#### INSTRUCTIONS FOR THE TASK:
Find each line below containing the word "condition" and copy it.

┄┄┄┄┄┄

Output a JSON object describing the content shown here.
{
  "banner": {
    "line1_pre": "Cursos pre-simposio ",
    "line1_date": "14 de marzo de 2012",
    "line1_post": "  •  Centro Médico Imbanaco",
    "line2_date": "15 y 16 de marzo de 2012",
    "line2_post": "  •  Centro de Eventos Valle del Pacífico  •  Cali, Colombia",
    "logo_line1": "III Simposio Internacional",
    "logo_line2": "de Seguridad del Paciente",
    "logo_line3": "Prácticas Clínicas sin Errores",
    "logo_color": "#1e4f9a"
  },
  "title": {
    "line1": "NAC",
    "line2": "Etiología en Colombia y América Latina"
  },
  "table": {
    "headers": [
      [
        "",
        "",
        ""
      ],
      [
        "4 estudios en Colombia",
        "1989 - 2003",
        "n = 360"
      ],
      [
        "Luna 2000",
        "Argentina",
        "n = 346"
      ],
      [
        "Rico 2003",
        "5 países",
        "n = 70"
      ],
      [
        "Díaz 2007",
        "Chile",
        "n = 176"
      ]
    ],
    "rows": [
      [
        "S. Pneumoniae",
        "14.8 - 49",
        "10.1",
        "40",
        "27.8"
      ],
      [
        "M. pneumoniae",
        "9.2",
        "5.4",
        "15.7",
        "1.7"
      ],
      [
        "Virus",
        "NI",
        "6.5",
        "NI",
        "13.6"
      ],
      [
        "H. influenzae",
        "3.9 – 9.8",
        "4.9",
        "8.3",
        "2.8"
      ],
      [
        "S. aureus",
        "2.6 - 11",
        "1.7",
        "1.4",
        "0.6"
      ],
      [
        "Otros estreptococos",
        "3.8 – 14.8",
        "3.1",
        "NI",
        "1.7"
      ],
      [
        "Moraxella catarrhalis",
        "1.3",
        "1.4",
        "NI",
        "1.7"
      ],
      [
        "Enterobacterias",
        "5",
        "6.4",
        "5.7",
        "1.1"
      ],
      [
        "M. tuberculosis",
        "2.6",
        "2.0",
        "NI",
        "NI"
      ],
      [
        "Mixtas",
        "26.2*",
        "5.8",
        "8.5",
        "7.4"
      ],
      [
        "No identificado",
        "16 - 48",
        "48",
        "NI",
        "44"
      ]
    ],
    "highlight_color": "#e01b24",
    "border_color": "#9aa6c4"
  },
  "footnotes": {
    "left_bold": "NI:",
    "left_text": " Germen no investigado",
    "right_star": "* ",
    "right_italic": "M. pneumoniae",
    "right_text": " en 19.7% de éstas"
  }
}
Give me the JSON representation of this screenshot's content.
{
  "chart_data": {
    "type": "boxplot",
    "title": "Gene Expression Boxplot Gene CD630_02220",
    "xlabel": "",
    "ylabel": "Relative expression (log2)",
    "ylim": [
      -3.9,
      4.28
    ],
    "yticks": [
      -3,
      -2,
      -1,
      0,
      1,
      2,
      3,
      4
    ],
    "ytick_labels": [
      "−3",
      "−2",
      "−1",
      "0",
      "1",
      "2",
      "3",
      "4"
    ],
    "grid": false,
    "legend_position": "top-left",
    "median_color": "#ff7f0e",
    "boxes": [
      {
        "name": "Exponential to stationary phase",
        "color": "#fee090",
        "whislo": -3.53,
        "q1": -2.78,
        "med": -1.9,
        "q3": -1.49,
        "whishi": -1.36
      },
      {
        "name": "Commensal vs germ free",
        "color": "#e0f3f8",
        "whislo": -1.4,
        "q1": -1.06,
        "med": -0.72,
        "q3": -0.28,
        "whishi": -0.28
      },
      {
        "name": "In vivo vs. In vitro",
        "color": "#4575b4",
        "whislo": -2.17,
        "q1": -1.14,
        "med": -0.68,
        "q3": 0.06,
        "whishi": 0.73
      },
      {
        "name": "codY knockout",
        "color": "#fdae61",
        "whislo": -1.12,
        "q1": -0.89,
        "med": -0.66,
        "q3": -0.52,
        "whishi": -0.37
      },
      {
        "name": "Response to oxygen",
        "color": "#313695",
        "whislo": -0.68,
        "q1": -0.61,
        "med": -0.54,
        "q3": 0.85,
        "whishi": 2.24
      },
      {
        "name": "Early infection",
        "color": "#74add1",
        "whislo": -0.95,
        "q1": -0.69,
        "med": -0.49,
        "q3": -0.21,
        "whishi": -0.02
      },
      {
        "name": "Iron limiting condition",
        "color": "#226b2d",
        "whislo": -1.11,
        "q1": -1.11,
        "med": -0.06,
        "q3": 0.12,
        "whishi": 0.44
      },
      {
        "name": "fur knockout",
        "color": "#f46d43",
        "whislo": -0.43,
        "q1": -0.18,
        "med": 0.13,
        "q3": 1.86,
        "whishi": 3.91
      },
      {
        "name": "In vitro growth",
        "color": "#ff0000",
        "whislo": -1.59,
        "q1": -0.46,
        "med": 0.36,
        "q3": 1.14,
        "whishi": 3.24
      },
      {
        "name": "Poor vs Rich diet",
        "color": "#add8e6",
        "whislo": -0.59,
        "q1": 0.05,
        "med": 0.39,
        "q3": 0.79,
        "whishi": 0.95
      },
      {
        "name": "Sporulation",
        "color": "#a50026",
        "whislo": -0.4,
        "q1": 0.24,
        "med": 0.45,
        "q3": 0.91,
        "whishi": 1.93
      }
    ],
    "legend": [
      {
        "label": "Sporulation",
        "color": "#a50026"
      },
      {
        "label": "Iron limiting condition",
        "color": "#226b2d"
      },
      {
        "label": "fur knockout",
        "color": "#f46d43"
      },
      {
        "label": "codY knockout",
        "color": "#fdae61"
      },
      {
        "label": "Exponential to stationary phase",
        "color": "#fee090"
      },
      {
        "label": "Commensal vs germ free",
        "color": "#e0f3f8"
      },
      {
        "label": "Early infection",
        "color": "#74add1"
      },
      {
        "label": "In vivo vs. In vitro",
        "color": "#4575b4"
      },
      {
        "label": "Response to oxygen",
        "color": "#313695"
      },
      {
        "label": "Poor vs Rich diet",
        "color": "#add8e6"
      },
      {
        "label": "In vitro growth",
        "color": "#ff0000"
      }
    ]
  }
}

┄┄┄┄┄┄

#### EXERCISE SOLUTION:
        "name": "Iron limiting condition",
        "label": "Iron limiting condition",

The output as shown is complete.